● Requirements: Go through the data and copy every line exactly, but not the images.

● Listing:
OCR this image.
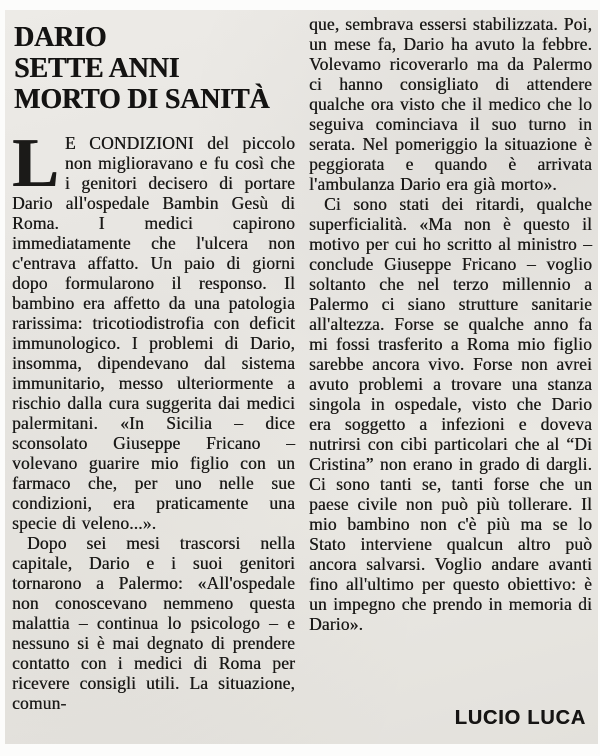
DARIO
SETTE ANNI
MORTO DI SANITÀ

L E CONDIZIONI del piccolo non miglioravano e fu così che i genitori decisero di portare Dario all'ospedale Bambin Gesù di Roma. I medici capirono immediatamente che l'ulcera non c'entrava affatto. Un paio di giorni dopo formularono il responso. Il bambino era affetto da una patologia rarissima: tricotiodistrofia con deficit immunologico. I problemi di Dario, insomma, dipendevano dal sistema immunitario, messo ulteriormente a rischio dalla cura suggerita dai medici palermitani. «In Sicilia – dice sconsolato Giuseppe Fricano – volevano guarire mio figlio con un farmaco che, per uno nelle sue condizioni, era praticamente una specie di veleno...».

Dopo sei mesi trascorsi nella capitale, Dario e i suoi genitori tornarono a Palermo: «All'ospedale non conoscevano nemmeno questa malattia – continua lo psicologo – e nessuno si è mai degnato di prendere contatto con i medici di Roma per ricevere consigli utili. La situazione, comun-

que, sembrava essersi stabilizzata. Poi, un mese fa, Dario ha avuto la febbre. Volevamo ricoverarlo ma da Palermo ci hanno consigliato di attendere qualche ora visto che il medico che lo seguiva cominciava il suo turno in serata. Nel pomeriggio la situazione è peggiorata e quando è arrivata l'ambulanza Dario era già morto».

Ci sono stati dei ritardi, qualche superficialità. «Ma non è questo il motivo per cui ho scritto al ministro – conclude Giuseppe Fricano – voglio soltanto che nel terzo millennio a Palermo ci siano strutture sanitarie all'altezza. Forse se qualche anno fa mi fossi trasferito a Roma mio figlio sarebbe ancora vivo. Forse non avrei avuto problemi a trovare una stanza singola in ospedale, visto che Dario era soggetto a infezioni e doveva nutrirsi con cibi particolari che al “Di Cristina” non erano in grado di dargli. Ci sono tanti se, tanti forse che un paese civile non può più tollerare. Il mio bambino non c'è più ma se lo Stato interviene qualcun altro può ancora salvarsi. Voglio andare avanti fino all'ultimo per questo obiettivo: è un impegno che prendo in memoria di Dario».

LUCIO LUCA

● Complete answer:
OCR this image.
DARIO
SETTE ANNI
MORTO DI SANITÀ

L E CONDIZIONI del piccolo non miglioravano e fu così che i genitori decisero di portare Dario all'ospedale Bambin Gesù di Roma. I medici capirono immediatamente che l'ulcera non c'entrava affatto. Un paio di giorni dopo formularono il responso. Il bambino era affetto da una patologia rarissima: tricotiodistrofia con deficit immunologico. I problemi di Dario, insomma, dipendevano dal sistema immunitario, messo ulteriormente a rischio dalla cura suggerita dai medici palermitani. «In Sicilia – dice sconsolato Giuseppe Fricano – volevano guarire mio figlio con un farmaco che, per uno nelle sue condizioni, era praticamente una specie di veleno...».

Dopo sei mesi trascorsi nella capitale, Dario e i suoi genitori tornarono a Palermo: «All'ospedale non conoscevano nemmeno questa malattia – continua lo psicologo – e nessuno si è mai degnato di prendere contatto con i medici di Roma per ricevere consigli utili. La situazione, comun-

que, sembrava essersi stabilizzata. Poi, un mese fa, Dario ha avuto la febbre. Volevamo ricoverarlo ma da Palermo ci hanno consigliato di attendere qualche ora visto che il medico che lo seguiva cominciava il suo turno in serata. Nel pomeriggio la situazione è peggiorata e quando è arrivata l'ambulanza Dario era già morto».

Ci sono stati dei ritardi, qualche superficialità. «Ma non è questo il motivo per cui ho scritto al ministro – conclude Giuseppe Fricano – voglio soltanto che nel terzo millennio a Palermo ci siano strutture sanitarie all'altezza. Forse se qualche anno fa mi fossi trasferito a Roma mio figlio sarebbe ancora vivo. Forse non avrei avuto problemi a trovare una stanza singola in ospedale, visto che Dario era soggetto a infezioni e doveva nutrirsi con cibi particolari che al “Di Cristina” non erano in grado di dargli. Ci sono tanti se, tanti forse che un paese civile non può più tollerare. Il mio bambino non c'è più ma se lo Stato interviene qualcun altro può ancora salvarsi. Voglio andare avanti fino all'ultimo per questo obiettivo: è un impegno che prendo in memoria di Dario».

LUCIO LUCA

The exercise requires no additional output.